Rewrite the lines below as a JSON list of strings, one string per line, skipping blank lines and omitting the pictures.

★ ★ ★ ★

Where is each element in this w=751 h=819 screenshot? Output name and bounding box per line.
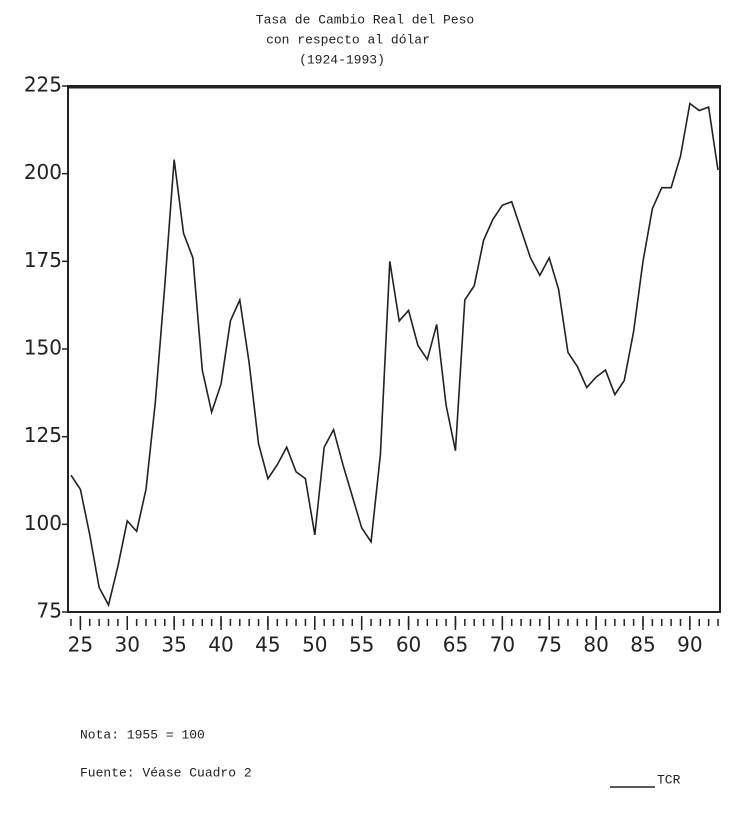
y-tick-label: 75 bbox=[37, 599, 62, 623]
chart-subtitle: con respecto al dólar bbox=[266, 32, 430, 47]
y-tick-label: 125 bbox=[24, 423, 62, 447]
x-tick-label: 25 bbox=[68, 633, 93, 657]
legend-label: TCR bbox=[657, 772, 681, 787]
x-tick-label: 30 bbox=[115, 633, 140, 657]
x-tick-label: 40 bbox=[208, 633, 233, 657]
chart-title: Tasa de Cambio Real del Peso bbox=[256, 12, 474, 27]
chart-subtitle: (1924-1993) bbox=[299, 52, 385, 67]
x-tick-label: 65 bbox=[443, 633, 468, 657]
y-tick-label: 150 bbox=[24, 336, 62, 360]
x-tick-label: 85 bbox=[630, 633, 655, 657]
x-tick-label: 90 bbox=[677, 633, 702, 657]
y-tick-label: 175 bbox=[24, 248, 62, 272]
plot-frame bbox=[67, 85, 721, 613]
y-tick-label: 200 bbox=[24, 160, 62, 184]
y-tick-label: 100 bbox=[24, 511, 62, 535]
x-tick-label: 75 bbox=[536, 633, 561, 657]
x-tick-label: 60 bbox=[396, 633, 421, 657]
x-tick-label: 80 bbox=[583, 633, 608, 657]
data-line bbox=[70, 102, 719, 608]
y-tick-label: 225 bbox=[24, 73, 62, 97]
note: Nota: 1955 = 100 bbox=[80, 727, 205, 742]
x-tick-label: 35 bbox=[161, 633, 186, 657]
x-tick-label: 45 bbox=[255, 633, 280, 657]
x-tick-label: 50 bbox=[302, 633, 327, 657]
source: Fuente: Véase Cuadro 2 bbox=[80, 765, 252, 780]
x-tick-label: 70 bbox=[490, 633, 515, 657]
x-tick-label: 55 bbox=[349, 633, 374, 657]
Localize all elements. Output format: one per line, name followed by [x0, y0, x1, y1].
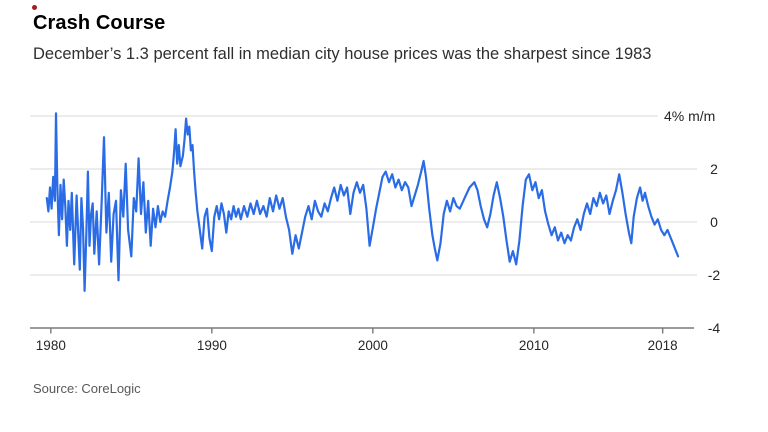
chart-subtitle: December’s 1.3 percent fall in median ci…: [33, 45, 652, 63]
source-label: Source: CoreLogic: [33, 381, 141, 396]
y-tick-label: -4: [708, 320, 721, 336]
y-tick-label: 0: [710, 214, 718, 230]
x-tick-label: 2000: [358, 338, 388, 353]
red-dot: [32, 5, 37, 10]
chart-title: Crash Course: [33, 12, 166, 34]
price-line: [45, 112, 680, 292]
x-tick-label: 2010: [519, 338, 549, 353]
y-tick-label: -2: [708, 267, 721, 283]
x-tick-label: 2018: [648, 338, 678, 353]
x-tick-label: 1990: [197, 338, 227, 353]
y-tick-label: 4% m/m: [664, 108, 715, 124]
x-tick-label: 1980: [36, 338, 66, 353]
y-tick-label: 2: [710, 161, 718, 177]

★ ★ ★ ★

WRITTEN ANSWER:
[
  "Where is each element in this w=751 h=819 screenshot? Output name and bounding box per line.",
  "y-tick-label: 75 bbox=[37, 599, 62, 623]",
  "chart-subtitle: con respecto al dólar bbox=[266, 32, 430, 47]",
  "y-tick-label: 125 bbox=[24, 423, 62, 447]",
  "x-tick-label: 25 bbox=[68, 633, 93, 657]",
  "legend-label: TCR bbox=[657, 772, 681, 787]",
  "x-tick-label: 30 bbox=[115, 633, 140, 657]",
  "x-tick-label: 40 bbox=[208, 633, 233, 657]",
  "chart-title: Tasa de Cambio Real del Peso bbox=[256, 12, 474, 27]",
  "chart-subtitle: (1924-1993) bbox=[299, 52, 385, 67]",
  "x-tick-label: 65 bbox=[443, 633, 468, 657]",
  "y-tick-label: 150 bbox=[24, 336, 62, 360]",
  "x-tick-label: 85 bbox=[630, 633, 655, 657]",
  "x-tick-label: 90 bbox=[677, 633, 702, 657]",
  "y-tick-label: 175 bbox=[24, 248, 62, 272]",
  "plot-frame bbox=[67, 85, 721, 613]",
  "y-tick-label: 200 bbox=[24, 160, 62, 184]",
  "y-tick-label: 100 bbox=[24, 511, 62, 535]",
  "x-tick-label: 75 bbox=[536, 633, 561, 657]",
  "x-tick-label: 60 bbox=[396, 633, 421, 657]",
  "x-tick-label: 80 bbox=[583, 633, 608, 657]",
  "data-line bbox=[70, 102, 719, 608]",
  "y-tick-label: 225 bbox=[24, 73, 62, 97]",
  "note: Nota: 1955 = 100 bbox=[80, 727, 205, 742]",
  "x-tick-label: 35 bbox=[161, 633, 186, 657]",
  "x-tick-label: 45 bbox=[255, 633, 280, 657]",
  "x-tick-label: 50 bbox=[302, 633, 327, 657]",
  "source: Fuente: Véase Cuadro 2 bbox=[80, 765, 252, 780]",
  "x-tick-label: 70 bbox=[490, 633, 515, 657]",
  "x-tick-label: 55 bbox=[349, 633, 374, 657]",
  "Localize all elements. Output format: one per line, name followed by [x0, y0, x1, y1].",
  "chart-subtitle: December’s 1.3 percent fall in median ci…: [33, 45, 652, 63]",
  "source-label: Source: CoreLogic: [33, 381, 141, 396]",
  "y-tick-label: -4: [708, 320, 721, 336]",
  "y-tick-label: 0: [710, 214, 718, 230]",
  "x-tick-label: 2000: [358, 338, 388, 353]",
  "red-dot: [32, 5, 37, 10]",
  "chart-title: Crash Course: [33, 12, 166, 34]",
  "price-line: [45, 112, 680, 292]",
  "x-tick-label: 2010: [519, 338, 549, 353]",
  "y-tick-label: -2: [708, 267, 721, 283]",
  "x-tick-label: 2018: [648, 338, 678, 353]",
  "x-tick-label: 1990: [197, 338, 227, 353]",
  "y-tick-label: 4% m/m: [664, 108, 715, 124]",
  "x-tick-label: 1980: [36, 338, 66, 353]",
  "y-tick-label: 2: [710, 161, 718, 177]"
]